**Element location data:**
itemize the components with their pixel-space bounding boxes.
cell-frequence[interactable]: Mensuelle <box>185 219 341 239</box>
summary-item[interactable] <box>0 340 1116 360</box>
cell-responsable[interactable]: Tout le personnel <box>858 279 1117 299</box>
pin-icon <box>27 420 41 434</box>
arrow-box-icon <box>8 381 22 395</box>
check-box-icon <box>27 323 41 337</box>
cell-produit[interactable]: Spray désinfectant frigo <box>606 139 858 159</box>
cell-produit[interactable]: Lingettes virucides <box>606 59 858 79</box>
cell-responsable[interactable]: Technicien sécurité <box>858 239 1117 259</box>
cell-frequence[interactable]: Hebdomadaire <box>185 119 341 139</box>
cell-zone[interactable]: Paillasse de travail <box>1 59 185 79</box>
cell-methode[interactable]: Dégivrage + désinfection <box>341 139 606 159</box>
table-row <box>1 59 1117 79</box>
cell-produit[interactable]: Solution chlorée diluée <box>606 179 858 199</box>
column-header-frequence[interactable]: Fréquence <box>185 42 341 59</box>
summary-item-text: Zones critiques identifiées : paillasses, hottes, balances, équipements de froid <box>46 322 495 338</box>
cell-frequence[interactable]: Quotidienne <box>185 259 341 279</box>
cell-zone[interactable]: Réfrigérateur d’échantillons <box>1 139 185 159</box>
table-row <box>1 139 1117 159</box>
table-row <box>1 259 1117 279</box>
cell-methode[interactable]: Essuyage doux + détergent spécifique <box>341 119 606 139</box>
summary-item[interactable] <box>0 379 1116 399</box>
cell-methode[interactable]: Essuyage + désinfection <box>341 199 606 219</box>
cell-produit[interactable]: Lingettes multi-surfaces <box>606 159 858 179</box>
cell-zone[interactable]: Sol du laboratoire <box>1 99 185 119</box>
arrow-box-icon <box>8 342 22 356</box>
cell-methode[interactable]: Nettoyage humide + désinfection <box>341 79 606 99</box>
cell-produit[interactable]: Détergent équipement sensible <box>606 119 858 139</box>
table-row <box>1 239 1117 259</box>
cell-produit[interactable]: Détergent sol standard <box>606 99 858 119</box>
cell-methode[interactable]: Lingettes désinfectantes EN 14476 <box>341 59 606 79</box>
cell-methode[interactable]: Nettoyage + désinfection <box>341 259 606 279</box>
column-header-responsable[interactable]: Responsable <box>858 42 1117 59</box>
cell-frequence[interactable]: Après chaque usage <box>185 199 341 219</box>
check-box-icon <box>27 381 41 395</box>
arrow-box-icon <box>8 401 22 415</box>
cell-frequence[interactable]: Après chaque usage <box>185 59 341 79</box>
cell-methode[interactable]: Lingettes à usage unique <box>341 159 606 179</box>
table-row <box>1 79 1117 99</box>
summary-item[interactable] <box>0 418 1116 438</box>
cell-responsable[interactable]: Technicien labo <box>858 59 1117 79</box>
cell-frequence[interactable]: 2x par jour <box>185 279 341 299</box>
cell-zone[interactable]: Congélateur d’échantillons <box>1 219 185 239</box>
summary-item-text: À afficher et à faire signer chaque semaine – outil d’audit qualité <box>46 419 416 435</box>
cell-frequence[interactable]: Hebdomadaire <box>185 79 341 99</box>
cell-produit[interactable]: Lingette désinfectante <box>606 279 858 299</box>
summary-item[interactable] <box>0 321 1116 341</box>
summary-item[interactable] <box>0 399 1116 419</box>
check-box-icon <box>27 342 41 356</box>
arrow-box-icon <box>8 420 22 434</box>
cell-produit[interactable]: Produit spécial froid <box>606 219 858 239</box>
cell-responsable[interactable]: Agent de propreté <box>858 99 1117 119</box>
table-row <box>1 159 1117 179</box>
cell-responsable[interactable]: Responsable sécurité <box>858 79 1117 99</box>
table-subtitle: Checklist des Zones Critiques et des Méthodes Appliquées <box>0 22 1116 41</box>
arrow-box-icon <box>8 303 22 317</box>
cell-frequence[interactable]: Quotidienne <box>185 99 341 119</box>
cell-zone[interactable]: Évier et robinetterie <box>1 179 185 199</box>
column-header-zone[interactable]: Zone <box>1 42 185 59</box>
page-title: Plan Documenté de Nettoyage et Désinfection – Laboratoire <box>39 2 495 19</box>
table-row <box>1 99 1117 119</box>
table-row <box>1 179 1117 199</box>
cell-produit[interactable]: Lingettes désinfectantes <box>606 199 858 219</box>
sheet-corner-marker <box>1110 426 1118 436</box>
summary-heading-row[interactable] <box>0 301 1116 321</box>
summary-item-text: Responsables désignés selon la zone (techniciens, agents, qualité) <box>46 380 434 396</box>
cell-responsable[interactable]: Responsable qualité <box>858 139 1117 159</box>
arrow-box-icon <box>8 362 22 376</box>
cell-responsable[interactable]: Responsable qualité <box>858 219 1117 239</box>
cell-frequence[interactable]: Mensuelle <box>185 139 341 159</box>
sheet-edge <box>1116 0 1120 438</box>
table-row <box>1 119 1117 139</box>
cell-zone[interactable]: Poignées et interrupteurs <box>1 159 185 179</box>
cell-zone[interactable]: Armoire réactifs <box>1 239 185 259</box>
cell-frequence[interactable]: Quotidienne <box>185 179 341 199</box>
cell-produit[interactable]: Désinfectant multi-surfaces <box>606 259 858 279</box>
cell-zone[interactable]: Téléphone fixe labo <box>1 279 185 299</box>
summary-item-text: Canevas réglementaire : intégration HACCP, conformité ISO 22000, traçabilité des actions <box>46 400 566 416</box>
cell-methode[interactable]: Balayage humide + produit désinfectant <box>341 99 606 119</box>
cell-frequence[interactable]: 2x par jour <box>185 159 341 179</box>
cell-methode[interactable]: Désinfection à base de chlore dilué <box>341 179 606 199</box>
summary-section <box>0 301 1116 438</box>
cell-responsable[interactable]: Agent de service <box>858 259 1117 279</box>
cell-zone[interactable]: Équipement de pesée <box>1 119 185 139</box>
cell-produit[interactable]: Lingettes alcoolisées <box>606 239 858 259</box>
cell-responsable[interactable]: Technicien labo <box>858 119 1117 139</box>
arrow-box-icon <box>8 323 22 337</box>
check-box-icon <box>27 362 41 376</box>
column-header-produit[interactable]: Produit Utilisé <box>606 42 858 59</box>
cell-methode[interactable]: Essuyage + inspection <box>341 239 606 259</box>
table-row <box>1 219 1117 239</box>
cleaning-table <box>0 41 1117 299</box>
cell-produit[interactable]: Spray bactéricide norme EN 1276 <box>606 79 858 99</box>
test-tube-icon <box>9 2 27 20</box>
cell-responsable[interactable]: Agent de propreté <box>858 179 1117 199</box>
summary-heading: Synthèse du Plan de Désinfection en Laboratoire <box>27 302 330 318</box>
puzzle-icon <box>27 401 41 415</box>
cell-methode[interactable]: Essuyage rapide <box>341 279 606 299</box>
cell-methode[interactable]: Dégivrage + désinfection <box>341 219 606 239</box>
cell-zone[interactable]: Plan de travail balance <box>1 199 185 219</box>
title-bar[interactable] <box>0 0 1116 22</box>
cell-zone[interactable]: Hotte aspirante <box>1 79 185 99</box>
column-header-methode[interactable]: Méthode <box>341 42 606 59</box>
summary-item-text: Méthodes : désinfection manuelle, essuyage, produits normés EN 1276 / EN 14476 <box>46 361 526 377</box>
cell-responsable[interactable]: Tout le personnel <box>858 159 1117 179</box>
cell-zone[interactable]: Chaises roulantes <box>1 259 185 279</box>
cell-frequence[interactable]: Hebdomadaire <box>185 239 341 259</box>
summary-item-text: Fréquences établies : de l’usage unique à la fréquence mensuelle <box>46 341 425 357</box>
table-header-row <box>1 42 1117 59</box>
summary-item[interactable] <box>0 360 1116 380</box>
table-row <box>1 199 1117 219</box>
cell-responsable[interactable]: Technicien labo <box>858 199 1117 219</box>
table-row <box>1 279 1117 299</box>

**What to produce:** Render the entries as a JSON list of strings, one string per line and no blank lines. Include only the lines from the first line of the entries through the line containing "column-header-frequence[interactable]: Fréquence <box>185", with both of those lines included.

**The output:**
[
  "itemize the components with their pixel-space bounding boxes.",
  "cell-frequence[interactable]: Mensuelle <box>185 219 341 239</box>",
  "summary-item[interactable] <box>0 340 1116 360</box>",
  "cell-responsable[interactable]: Tout le personnel <box>858 279 1117 299</box>",
  "pin-icon <box>27 420 41 434</box>",
  "arrow-box-icon <box>8 381 22 395</box>",
  "check-box-icon <box>27 323 41 337</box>",
  "cell-produit[interactable]: Spray désinfectant frigo <box>606 139 858 159</box>",
  "cell-produit[interactable]: Lingettes virucides <box>606 59 858 79</box>",
  "cell-responsable[interactable]: Technicien sécurité <box>858 239 1117 259</box>",
  "cell-frequence[interactable]: Hebdomadaire <box>185 119 341 139</box>",
  "cell-zone[interactable]: Paillasse de travail <box>1 59 185 79</box>",
  "cell-methode[interactable]: Dégivrage + désinfection <box>341 139 606 159</box>",
  "table-row <box>1 59 1117 79</box>",
  "cell-produit[interactable]: Solution chlorée diluée <box>606 179 858 199</box>",
  "column-header-frequence[interactable]: Fréquence <box>185 42 341 59</box>"
]